Problem to work on
Filter this data down to the lines that hold "Anzahl", and copy them.

Given records
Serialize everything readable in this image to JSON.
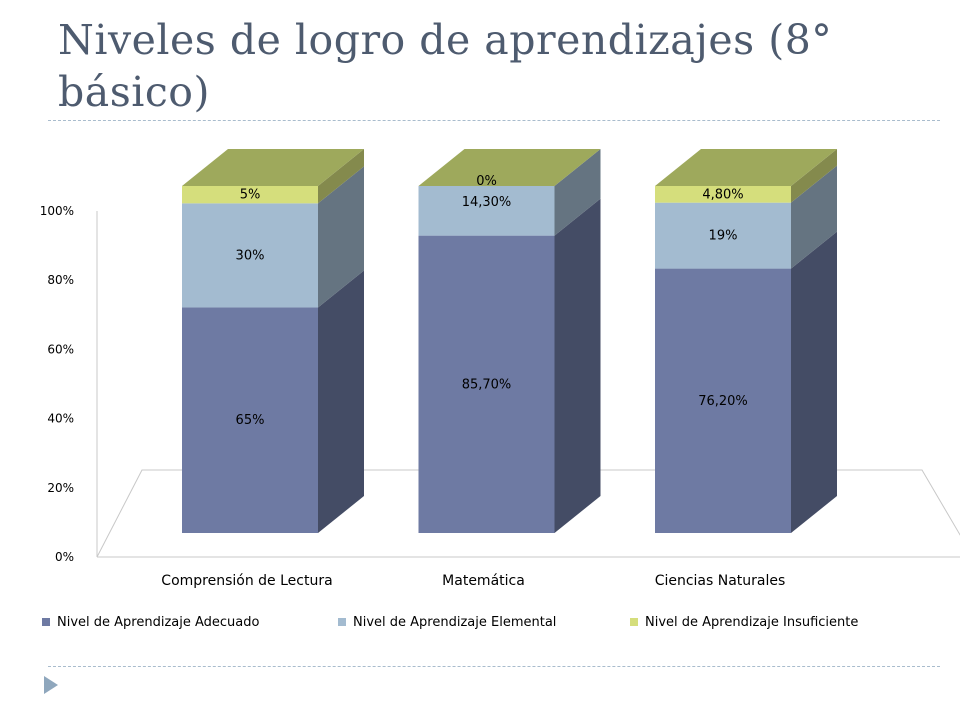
{
  "title": "Niveles de logro de aprendizajes (8° básico)",
  "icons": {
    "bullet": "triangle-bullet-icon"
  },
  "colors": {
    "adecuado": "#6e7aa3",
    "elemental": "#a3bbd0",
    "insuficiente": "#d5de7c",
    "top": "#9ea95c",
    "accent": "#4e5b6f"
  },
  "chart_data": {
    "type": "bar",
    "stacked": true,
    "three_d": true,
    "categories": [
      "Comprensión de Lectura",
      "Matemática",
      "Ciencias Naturales"
    ],
    "series": [
      {
        "name": "Nivel de Aprendizaje Adecuado",
        "values": [
          65,
          85.7,
          76.2
        ],
        "labels": [
          "65%",
          "85,70%",
          "76,20%"
        ]
      },
      {
        "name": "Nivel de Aprendizaje Elemental",
        "values": [
          30,
          14.3,
          19
        ],
        "labels": [
          "30%",
          "14,30%",
          "19%"
        ]
      },
      {
        "name": "Nivel de Aprendizaje Insuficiente",
        "values": [
          5,
          0,
          4.8
        ],
        "labels": [
          "5%",
          "0%",
          "4,80%"
        ]
      }
    ],
    "yticks": [
      "0%",
      "20%",
      "40%",
      "60%",
      "80%",
      "100%"
    ],
    "ylim": [
      0,
      100
    ],
    "legend": "bottom"
  }
}
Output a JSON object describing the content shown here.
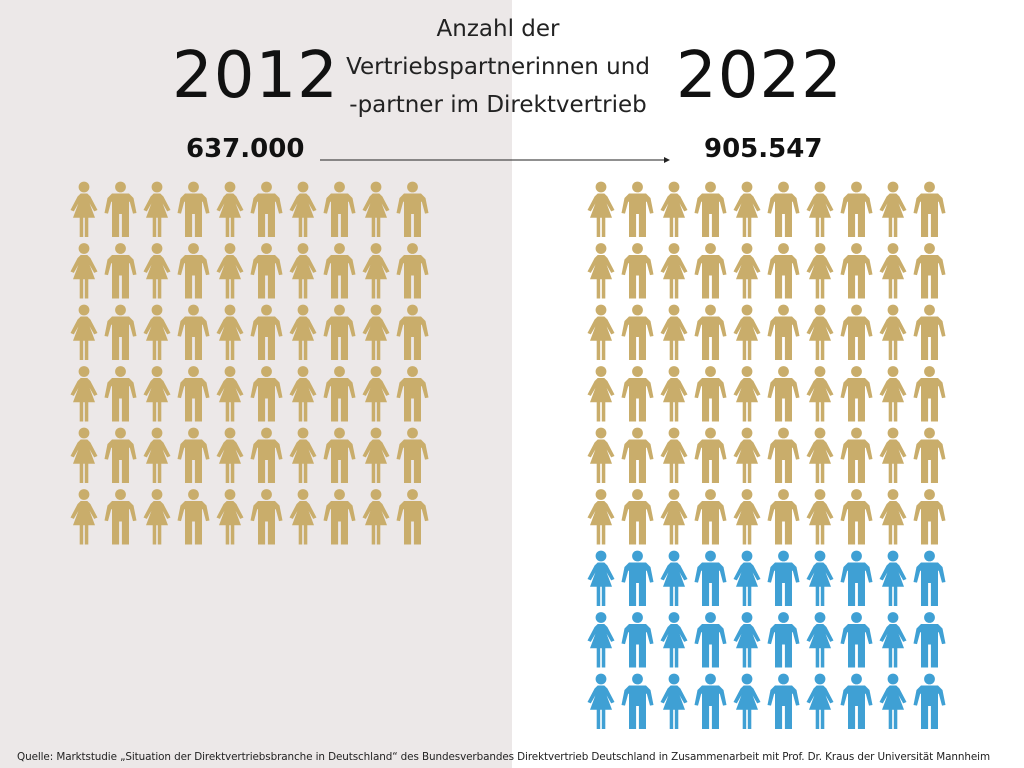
{
  "colors": {
    "background_left": "#ece8e8",
    "background_right": "#ffffff",
    "existing_icons": "#c9ad6b",
    "added_icons": "#3fa0d4"
  },
  "header": {
    "title": "Anzahl der Vertriebspartnerinnen und -partner im Direktvertrieb"
  },
  "chart_data": {
    "type": "pictogram",
    "title": "Anzahl der Vertriebspartnerinnen und -partner im Direktvertrieb",
    "groups": [
      {
        "year": "2012",
        "value_label": "637.000",
        "value": 637000,
        "icon_rows": 6,
        "icons_per_row": 10,
        "rows": [
          {
            "color": "existing_icons",
            "count": 6
          }
        ]
      },
      {
        "year": "2022",
        "value_label": "905.547",
        "value": 905547,
        "icon_rows": 9,
        "icons_per_row": 10,
        "rows": [
          {
            "color": "existing_icons",
            "count": 6
          },
          {
            "color": "added_icons",
            "count": 3
          }
        ]
      }
    ],
    "icon_alternation": [
      "woman-icon",
      "man-icon"
    ],
    "arrow": "right"
  },
  "footer": {
    "source": "Quelle: Marktstudie „Situation der Direktvertriebsbranche in Deutschland“ des Bundesverbandes Direktvertrieb Deutschland in Zusammenarbeit mit Prof. Dr. Kraus der Universität Mannheim"
  }
}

Expected answer
    "title": "Anzahl der Vertriebspartnerinnen und -partner im Direktvertrieb"
    "title": "Anzahl der Vertriebspartnerinnen und -partner im Direktvertrieb",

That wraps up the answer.